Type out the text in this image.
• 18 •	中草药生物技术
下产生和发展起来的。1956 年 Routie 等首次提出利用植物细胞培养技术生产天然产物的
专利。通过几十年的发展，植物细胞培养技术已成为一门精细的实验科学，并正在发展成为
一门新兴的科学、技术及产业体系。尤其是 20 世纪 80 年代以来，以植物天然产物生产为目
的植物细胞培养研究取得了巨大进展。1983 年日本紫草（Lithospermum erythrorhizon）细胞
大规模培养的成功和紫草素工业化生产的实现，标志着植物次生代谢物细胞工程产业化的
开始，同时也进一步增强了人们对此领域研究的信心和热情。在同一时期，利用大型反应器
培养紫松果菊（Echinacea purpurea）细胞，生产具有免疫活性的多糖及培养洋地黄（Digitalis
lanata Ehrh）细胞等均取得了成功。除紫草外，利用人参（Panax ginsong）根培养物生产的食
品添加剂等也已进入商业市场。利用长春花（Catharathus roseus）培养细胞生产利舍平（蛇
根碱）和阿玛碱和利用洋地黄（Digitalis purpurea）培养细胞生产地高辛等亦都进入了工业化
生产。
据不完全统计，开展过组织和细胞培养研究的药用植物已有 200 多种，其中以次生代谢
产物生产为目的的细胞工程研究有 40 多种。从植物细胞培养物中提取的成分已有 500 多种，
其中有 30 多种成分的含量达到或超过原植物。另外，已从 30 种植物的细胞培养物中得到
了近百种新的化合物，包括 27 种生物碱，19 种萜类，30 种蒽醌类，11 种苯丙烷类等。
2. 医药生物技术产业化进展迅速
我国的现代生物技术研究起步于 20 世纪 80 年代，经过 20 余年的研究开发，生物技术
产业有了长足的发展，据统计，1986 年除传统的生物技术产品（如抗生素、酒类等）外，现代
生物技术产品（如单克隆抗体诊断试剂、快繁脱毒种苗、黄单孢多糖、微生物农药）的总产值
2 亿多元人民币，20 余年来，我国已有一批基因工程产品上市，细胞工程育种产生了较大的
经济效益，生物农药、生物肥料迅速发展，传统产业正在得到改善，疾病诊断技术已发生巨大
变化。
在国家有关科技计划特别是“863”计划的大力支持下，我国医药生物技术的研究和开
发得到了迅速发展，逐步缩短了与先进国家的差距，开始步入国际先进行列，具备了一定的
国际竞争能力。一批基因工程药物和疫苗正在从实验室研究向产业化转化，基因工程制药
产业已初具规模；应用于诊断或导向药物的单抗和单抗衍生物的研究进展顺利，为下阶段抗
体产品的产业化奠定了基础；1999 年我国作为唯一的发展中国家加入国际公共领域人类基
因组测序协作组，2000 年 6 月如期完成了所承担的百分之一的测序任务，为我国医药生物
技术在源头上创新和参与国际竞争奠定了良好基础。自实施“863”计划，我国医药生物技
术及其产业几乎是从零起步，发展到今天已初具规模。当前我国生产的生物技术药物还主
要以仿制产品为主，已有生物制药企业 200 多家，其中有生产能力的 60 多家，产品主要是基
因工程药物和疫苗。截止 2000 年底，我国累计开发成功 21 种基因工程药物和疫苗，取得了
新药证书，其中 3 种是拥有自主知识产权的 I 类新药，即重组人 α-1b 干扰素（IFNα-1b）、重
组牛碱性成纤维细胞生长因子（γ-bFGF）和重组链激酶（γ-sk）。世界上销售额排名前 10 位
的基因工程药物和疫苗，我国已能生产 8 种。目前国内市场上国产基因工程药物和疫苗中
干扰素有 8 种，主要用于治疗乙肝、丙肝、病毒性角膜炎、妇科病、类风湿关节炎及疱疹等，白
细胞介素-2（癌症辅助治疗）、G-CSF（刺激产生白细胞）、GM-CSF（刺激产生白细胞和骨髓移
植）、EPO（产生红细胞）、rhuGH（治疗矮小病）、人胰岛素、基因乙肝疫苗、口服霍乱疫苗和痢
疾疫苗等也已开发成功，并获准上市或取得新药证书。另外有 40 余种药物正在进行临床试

WHAT IS ASKED: Faithfully copy every entry, leaving nothing out.

EXERCISE RESPONSE:
Type out the text in this image.
• 18 •	中草药生物技术
下产生和发展起来的。1956 年 Routie 等首次提出利用植物细胞培养技术生产天然产物的
专利。通过几十年的发展，植物细胞培养技术已成为一门精细的实验科学，并正在发展成为
一门新兴的科学、技术及产业体系。尤其是 20 世纪 80 年代以来，以植物天然产物生产为目
的植物细胞培养研究取得了巨大进展。1983 年日本紫草（Lithospermum erythrorhizon）细胞
大规模培养的成功和紫草素工业化生产的实现，标志着植物次生代谢物细胞工程产业化的
开始，同时也进一步增强了人们对此领域研究的信心和热情。在同一时期，利用大型反应器
培养紫松果菊（Echinacea purpurea）细胞，生产具有免疫活性的多糖及培养洋地黄（Digitalis
lanata Ehrh）细胞等均取得了成功。除紫草外，利用人参（Panax ginsong）根培养物生产的食
品添加剂等也已进入商业市场。利用长春花（Catharathus roseus）培养细胞生产利舍平（蛇
根碱）和阿玛碱和利用洋地黄（Digitalis purpurea）培养细胞生产地高辛等亦都进入了工业化
生产。
据不完全统计，开展过组织和细胞培养研究的药用植物已有 200 多种，其中以次生代谢
产物生产为目的的细胞工程研究有 40 多种。从植物细胞培养物中提取的成分已有 500 多种，
其中有 30 多种成分的含量达到或超过原植物。另外，已从 30 种植物的细胞培养物中得到
了近百种新的化合物，包括 27 种生物碱，19 种萜类，30 种蒽醌类，11 种苯丙烷类等。
2. 医药生物技术产业化进展迅速
我国的现代生物技术研究起步于 20 世纪 80 年代，经过 20 余年的研究开发，生物技术
产业有了长足的发展，据统计，1986 年除传统的生物技术产品（如抗生素、酒类等）外，现代
生物技术产品（如单克隆抗体诊断试剂、快繁脱毒种苗、黄单孢多糖、微生物农药）的总产值
2 亿多元人民币，20 余年来，我国已有一批基因工程产品上市，细胞工程育种产生了较大的
经济效益，生物农药、生物肥料迅速发展，传统产业正在得到改善，疾病诊断技术已发生巨大
变化。
在国家有关科技计划特别是“863”计划的大力支持下，我国医药生物技术的研究和开
发得到了迅速发展，逐步缩短了与先进国家的差距，开始步入国际先进行列，具备了一定的
国际竞争能力。一批基因工程药物和疫苗正在从实验室研究向产业化转化，基因工程制药
产业已初具规模；应用于诊断或导向药物的单抗和单抗衍生物的研究进展顺利，为下阶段抗
体产品的产业化奠定了基础；1999 年我国作为唯一的发展中国家加入国际公共领域人类基
因组测序协作组，2000 年 6 月如期完成了所承担的百分之一的测序任务，为我国医药生物
技术在源头上创新和参与国际竞争奠定了良好基础。自实施“863”计划，我国医药生物技
术及其产业几乎是从零起步，发展到今天已初具规模。当前我国生产的生物技术药物还主
要以仿制产品为主，已有生物制药企业 200 多家，其中有生产能力的 60 多家，产品主要是基
因工程药物和疫苗。截止 2000 年底，我国累计开发成功 21 种基因工程药物和疫苗，取得了
新药证书，其中 3 种是拥有自主知识产权的 I 类新药，即重组人 α-1b 干扰素（IFNα-1b）、重
组牛碱性成纤维细胞生长因子（γ-bFGF）和重组链激酶（γ-sk）。世界上销售额排名前 10 位
的基因工程药物和疫苗，我国已能生产 8 种。目前国内市场上国产基因工程药物和疫苗中
干扰素有 8 种，主要用于治疗乙肝、丙肝、病毒性角膜炎、妇科病、类风湿关节炎及疱疹等，白
细胞介素-2（癌症辅助治疗）、G-CSF（刺激产生白细胞）、GM-CSF（刺激产生白细胞和骨髓移
植）、EPO（产生红细胞）、rhuGH（治疗矮小病）、人胰岛素、基因乙肝疫苗、口服霍乱疫苗和痢
疾疫苗等也已开发成功，并获准上市或取得新药证书。另外有 40 余种药物正在进行临床试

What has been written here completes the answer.